Provided information
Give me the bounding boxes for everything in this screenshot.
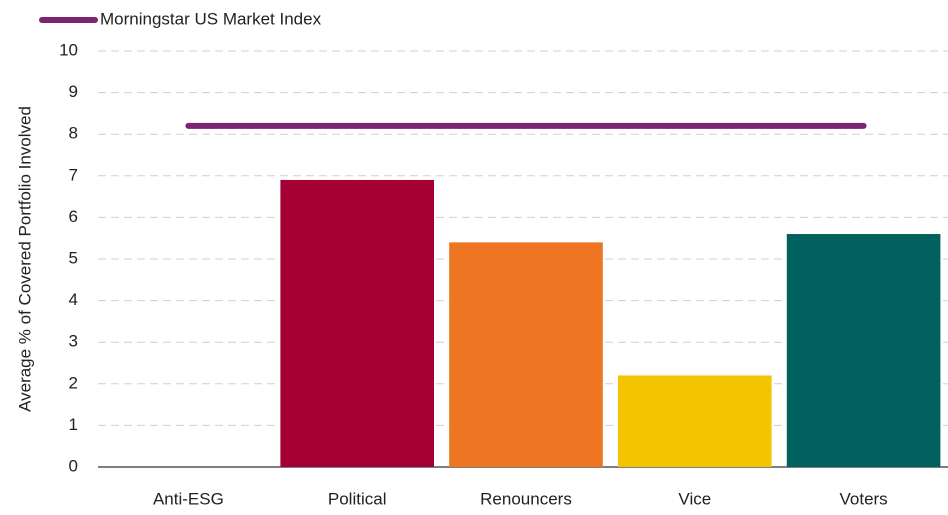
y-tick-label: 10: [59, 40, 78, 59]
y-tick-label: 3: [69, 332, 78, 351]
y-tick-label: 1: [69, 415, 78, 434]
bar: [449, 242, 603, 467]
y-tick-label: 7: [69, 165, 78, 184]
bar: [280, 179, 435, 467]
y-axis-label: Average % of Covered Portfolio Involved: [15, 106, 34, 412]
x-tick-label: Voters: [839, 489, 887, 508]
x-tick-label: Anti-ESG: [153, 489, 224, 508]
x-tick-label: Renouncers: [480, 489, 572, 508]
x-tick-label: Political: [328, 489, 387, 508]
y-tick-label: 5: [69, 248, 78, 267]
y-tick-label: 4: [69, 290, 78, 309]
y-tick-label: 2: [69, 373, 78, 392]
bar: [617, 375, 772, 467]
legend-label: Morningstar US Market Index: [100, 9, 322, 28]
y-tick-label: 0: [69, 456, 78, 475]
y-tick-label: 6: [69, 207, 78, 226]
y-tick-label: 9: [69, 82, 78, 101]
bar: [786, 234, 941, 467]
x-tick-label: Vice: [678, 489, 711, 508]
y-tick-label: 8: [69, 124, 78, 143]
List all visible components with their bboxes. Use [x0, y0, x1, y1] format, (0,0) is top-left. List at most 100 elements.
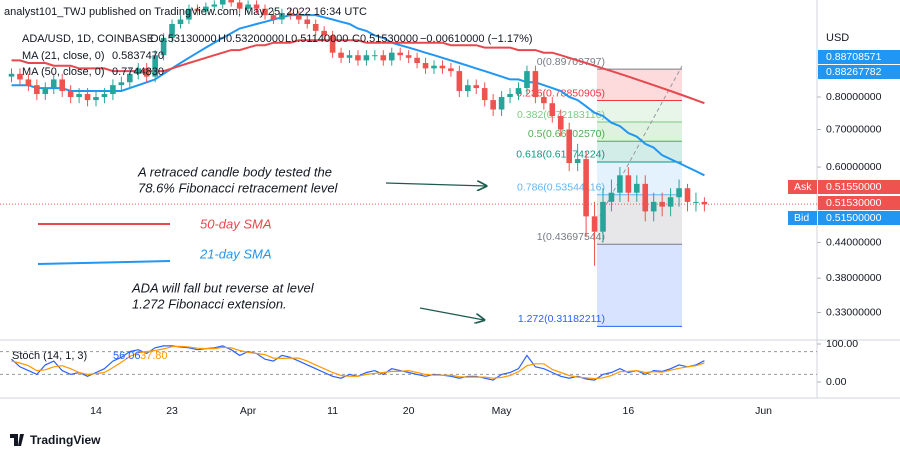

Request
Please pull out and copy each line above that contains the string "bboxes". Case counts.

Output for this task
List all visible components with their bboxes. Use [x0, y0, x1, y1] format, (0,0) is top-left. List at most 100 elements.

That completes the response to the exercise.